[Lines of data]
+++

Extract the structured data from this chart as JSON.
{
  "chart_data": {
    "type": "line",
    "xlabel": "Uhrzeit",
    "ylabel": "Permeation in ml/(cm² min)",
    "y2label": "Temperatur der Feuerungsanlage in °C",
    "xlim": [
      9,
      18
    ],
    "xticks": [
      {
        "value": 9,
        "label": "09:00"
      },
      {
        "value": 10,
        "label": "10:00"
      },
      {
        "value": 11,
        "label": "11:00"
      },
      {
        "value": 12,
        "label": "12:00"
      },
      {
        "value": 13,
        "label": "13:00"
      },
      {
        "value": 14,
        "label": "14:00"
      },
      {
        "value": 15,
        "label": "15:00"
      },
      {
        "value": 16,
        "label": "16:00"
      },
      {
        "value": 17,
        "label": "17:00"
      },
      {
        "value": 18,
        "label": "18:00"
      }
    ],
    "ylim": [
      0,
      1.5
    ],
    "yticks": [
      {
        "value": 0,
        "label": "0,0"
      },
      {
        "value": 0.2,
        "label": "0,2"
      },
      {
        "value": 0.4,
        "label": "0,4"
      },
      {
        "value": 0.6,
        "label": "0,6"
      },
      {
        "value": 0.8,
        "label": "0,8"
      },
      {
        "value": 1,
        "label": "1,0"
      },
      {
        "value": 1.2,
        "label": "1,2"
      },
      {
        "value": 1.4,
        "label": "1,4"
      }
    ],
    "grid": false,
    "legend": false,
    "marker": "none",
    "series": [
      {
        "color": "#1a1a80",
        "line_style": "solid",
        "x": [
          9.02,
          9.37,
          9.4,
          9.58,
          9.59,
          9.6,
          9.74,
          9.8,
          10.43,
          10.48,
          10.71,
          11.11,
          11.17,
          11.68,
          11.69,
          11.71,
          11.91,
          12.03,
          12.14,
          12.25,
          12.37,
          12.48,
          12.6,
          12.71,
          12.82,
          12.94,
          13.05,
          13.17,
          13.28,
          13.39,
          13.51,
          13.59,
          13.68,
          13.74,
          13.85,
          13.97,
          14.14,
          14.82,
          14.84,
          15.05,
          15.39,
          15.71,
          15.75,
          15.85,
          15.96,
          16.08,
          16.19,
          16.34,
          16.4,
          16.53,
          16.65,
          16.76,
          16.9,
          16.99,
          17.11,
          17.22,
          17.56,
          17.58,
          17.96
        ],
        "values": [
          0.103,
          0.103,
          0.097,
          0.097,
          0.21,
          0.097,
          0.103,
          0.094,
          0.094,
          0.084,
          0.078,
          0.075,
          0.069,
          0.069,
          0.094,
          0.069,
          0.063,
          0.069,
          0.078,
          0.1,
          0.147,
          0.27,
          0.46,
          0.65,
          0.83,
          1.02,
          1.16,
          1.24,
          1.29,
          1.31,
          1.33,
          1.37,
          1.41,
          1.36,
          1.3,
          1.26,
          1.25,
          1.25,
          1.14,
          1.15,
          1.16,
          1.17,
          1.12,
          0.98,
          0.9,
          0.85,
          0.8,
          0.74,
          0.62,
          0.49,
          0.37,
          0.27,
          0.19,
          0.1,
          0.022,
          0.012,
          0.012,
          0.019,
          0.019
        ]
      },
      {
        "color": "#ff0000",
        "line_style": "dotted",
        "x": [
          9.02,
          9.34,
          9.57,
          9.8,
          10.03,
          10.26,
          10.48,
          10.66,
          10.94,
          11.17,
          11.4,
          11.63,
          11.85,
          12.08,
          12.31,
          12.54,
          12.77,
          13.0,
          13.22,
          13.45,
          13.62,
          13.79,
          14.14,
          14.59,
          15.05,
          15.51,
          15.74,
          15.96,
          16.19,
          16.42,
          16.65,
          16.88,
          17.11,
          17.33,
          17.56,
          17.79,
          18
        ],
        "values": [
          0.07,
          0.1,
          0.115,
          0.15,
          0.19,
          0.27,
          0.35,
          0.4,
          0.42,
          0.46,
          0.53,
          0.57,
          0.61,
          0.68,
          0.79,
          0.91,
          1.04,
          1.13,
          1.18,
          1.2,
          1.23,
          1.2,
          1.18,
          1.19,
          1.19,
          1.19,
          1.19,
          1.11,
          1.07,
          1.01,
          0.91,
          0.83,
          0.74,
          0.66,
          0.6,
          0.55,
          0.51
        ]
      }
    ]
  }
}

+++

EXERCISE: Go through the material above line by line and copy it exactly.

WORKED SOLUTION:
Extract the structured data from this chart as JSON.
{
  "chart_data": {
    "type": "line",
    "xlabel": "Uhrzeit",
    "ylabel": "Permeation in ml/(cm² min)",
    "y2label": "Temperatur der Feuerungsanlage in °C",
    "xlim": [
      9,
      18
    ],
    "xticks": [
      {
        "value": 9,
        "label": "09:00"
      },
      {
        "value": 10,
        "label": "10:00"
      },
      {
        "value": 11,
        "label": "11:00"
      },
      {
        "value": 12,
        "label": "12:00"
      },
      {
        "value": 13,
        "label": "13:00"
      },
      {
        "value": 14,
        "label": "14:00"
      },
      {
        "value": 15,
        "label": "15:00"
      },
      {
        "value": 16,
        "label": "16:00"
      },
      {
        "value": 17,
        "label": "17:00"
      },
      {
        "value": 18,
        "label": "18:00"
      }
    ],
    "ylim": [
      0,
      1.5
    ],
    "yticks": [
      {
        "value": 0,
        "label": "0,0"
      },
      {
        "value": 0.2,
        "label": "0,2"
      },
      {
        "value": 0.4,
        "label": "0,4"
      },
      {
        "value": 0.6,
        "label": "0,6"
      },
      {
        "value": 0.8,
        "label": "0,8"
      },
      {
        "value": 1,
        "label": "1,0"
      },
      {
        "value": 1.2,
        "label": "1,2"
      },
      {
        "value": 1.4,
        "label": "1,4"
      }
    ],
    "grid": false,
    "legend": false,
    "marker": "none",
    "series": [
      {
        "color": "#1a1a80",
        "line_style": "solid",
        "x": [
          9.02,
          9.37,
          9.4,
          9.58,
          9.59,
          9.6,
          9.74,
          9.8,
          10.43,
          10.48,
          10.71,
          11.11,
          11.17,
          11.68,
          11.69,
          11.71,
          11.91,
          12.03,
          12.14,
          12.25,
          12.37,
          12.48,
          12.6,
          12.71,
          12.82,
          12.94,
          13.05,
          13.17,
          13.28,
          13.39,
          13.51,
          13.59,
          13.68,
          13.74,
          13.85,
          13.97,
          14.14,
          14.82,
          14.84,
          15.05,
          15.39,
          15.71,
          15.75,
          15.85,
          15.96,
          16.08,
          16.19,
          16.34,
          16.4,
          16.53,
          16.65,
          16.76,
          16.9,
          16.99,
          17.11,
          17.22,
          17.56,
          17.58,
          17.96
        ],
        "values": [
          0.103,
          0.103,
          0.097,
          0.097,
          0.21,
          0.097,
          0.103,
          0.094,
          0.094,
          0.084,
          0.078,
          0.075,
          0.069,
          0.069,
          0.094,
          0.069,
          0.063,
          0.069,
          0.078,
          0.1,
          0.147,
          0.27,
          0.46,
          0.65,
          0.83,
          1.02,
          1.16,
          1.24,
          1.29,
          1.31,
          1.33,
          1.37,
          1.41,
          1.36,
          1.3,
          1.26,
          1.25,
          1.25,
          1.14,
          1.15,
          1.16,
          1.17,
          1.12,
          0.98,
          0.9,
          0.85,
          0.8,
          0.74,
          0.62,
          0.49,
          0.37,
          0.27,
          0.19,
          0.1,
          0.022,
          0.012,
          0.012,
          0.019,
          0.019
        ]
      },
      {
        "color": "#ff0000",
        "line_style": "dotted",
        "x": [
          9.02,
          9.34,
          9.57,
          9.8,
          10.03,
          10.26,
          10.48,
          10.66,
          10.94,
          11.17,
          11.4,
          11.63,
          11.85,
          12.08,
          12.31,
          12.54,
          12.77,
          13.0,
          13.22,
          13.45,
          13.62,
          13.79,
          14.14,
          14.59,
          15.05,
          15.51,
          15.74,
          15.96,
          16.19,
          16.42,
          16.65,
          16.88,
          17.11,
          17.33,
          17.56,
          17.79,
          18
        ],
        "values": [
          0.07,
          0.1,
          0.115,
          0.15,
          0.19,
          0.27,
          0.35,
          0.4,
          0.42,
          0.46,
          0.53,
          0.57,
          0.61,
          0.68,
          0.79,
          0.91,
          1.04,
          1.13,
          1.18,
          1.2,
          1.23,
          1.2,
          1.18,
          1.19,
          1.19,
          1.19,
          1.19,
          1.11,
          1.07,
          1.01,
          0.91,
          0.83,
          0.74,
          0.66,
          0.6,
          0.55,
          0.51
        ]
      }
    ]
  }
}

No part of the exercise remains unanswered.